Dataset items
------------
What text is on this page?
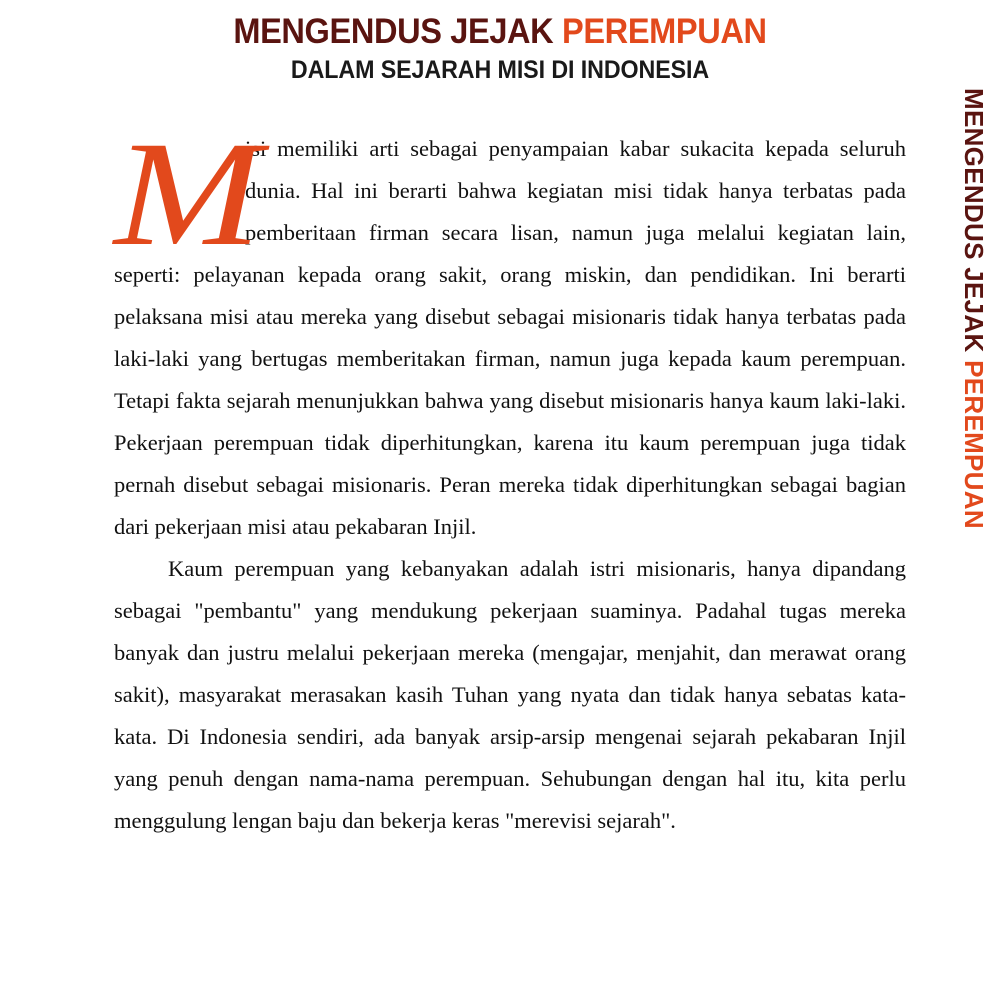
MENGENDUS JEJAK PEREMPUAN
DALAM SEJARAH MISI DI INDONESIA

M
isi memiliki arti sebagai penyampaian kabar sukacita kepada seluruh dunia. Hal ini berarti bahwa kegiatan misi tidak hanya terbatas pada pemberitaan firman secara lisan, namun juga melalui kegiatan lain, seperti: pelayanan kepada orang sakit, orang miskin, dan pendidikan. Ini berarti pelaksana misi atau mereka yang disebut sebagai misionaris tidak hanya terbatas pada laki-laki yang bertugas memberitakan firman, namun juga kepada kaum perempuan. Tetapi fakta sejarah menunjukkan bahwa yang disebut misionaris hanya kaum laki-laki. Pekerjaan perempuan tidak diperhitungkan, karena itu kaum perempuan juga tidak pernah disebut sebagai misionaris. Peran mereka tidak diperhitungkan sebagai bagian dari pekerjaan misi atau pekabaran Injil.

Kaum perempuan yang kebanyakan adalah istri misionaris, hanya dipandang sebagai "pembantu" yang mendukung pekerjaan suaminya. Padahal tugas mereka banyak dan justru melalui pekerjaan mereka (mengajar, menjahit, dan merawat orang sakit), masyarakat merasakan kasih Tuhan yang nyata dan tidak hanya sebatas kata-kata. Di Indonesia sendiri, ada banyak arsip-arsip mengenai sejarah pekabaran Injil yang penuh dengan nama-nama perempuan. Sehubungan dengan hal itu, kita perlu menggulung lengan baju dan bekerja keras "merevisi sejarah".

MENGENDUS JEJAK PEREMPUAN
------------
- Task instructions -
Exclude the images, then output the data above word for word.

- Final result -
What text is on this page?
MENGENDUS JEJAK PEREMPUAN
DALAM SEJARAH MISI DI INDONESIA

M
isi memiliki arti sebagai penyampaian kabar sukacita kepada seluruh dunia. Hal ini berarti bahwa kegiatan misi tidak hanya terbatas pada pemberitaan firman secara lisan, namun juga melalui kegiatan lain, seperti: pelayanan kepada orang sakit, orang miskin, dan pendidikan. Ini berarti pelaksana misi atau mereka yang disebut sebagai misionaris tidak hanya terbatas pada laki-laki yang bertugas memberitakan firman, namun juga kepada kaum perempuan. Tetapi fakta sejarah menunjukkan bahwa yang disebut misionaris hanya kaum laki-laki. Pekerjaan perempuan tidak diperhitungkan, karena itu kaum perempuan juga tidak pernah disebut sebagai misionaris. Peran mereka tidak diperhitungkan sebagai bagian dari pekerjaan misi atau pekabaran Injil.

Kaum perempuan yang kebanyakan adalah istri misionaris, hanya dipandang sebagai "pembantu" yang mendukung pekerjaan suaminya. Padahal tugas mereka banyak dan justru melalui pekerjaan mereka (mengajar, menjahit, dan merawat orang sakit), masyarakat merasakan kasih Tuhan yang nyata dan tidak hanya sebatas kata-kata. Di Indonesia sendiri, ada banyak arsip-arsip mengenai sejarah pekabaran Injil yang penuh dengan nama-nama perempuan. Sehubungan dengan hal itu, kita perlu menggulung lengan baju dan bekerja keras "merevisi sejarah".

MENGENDUS JEJAK PEREMPUAN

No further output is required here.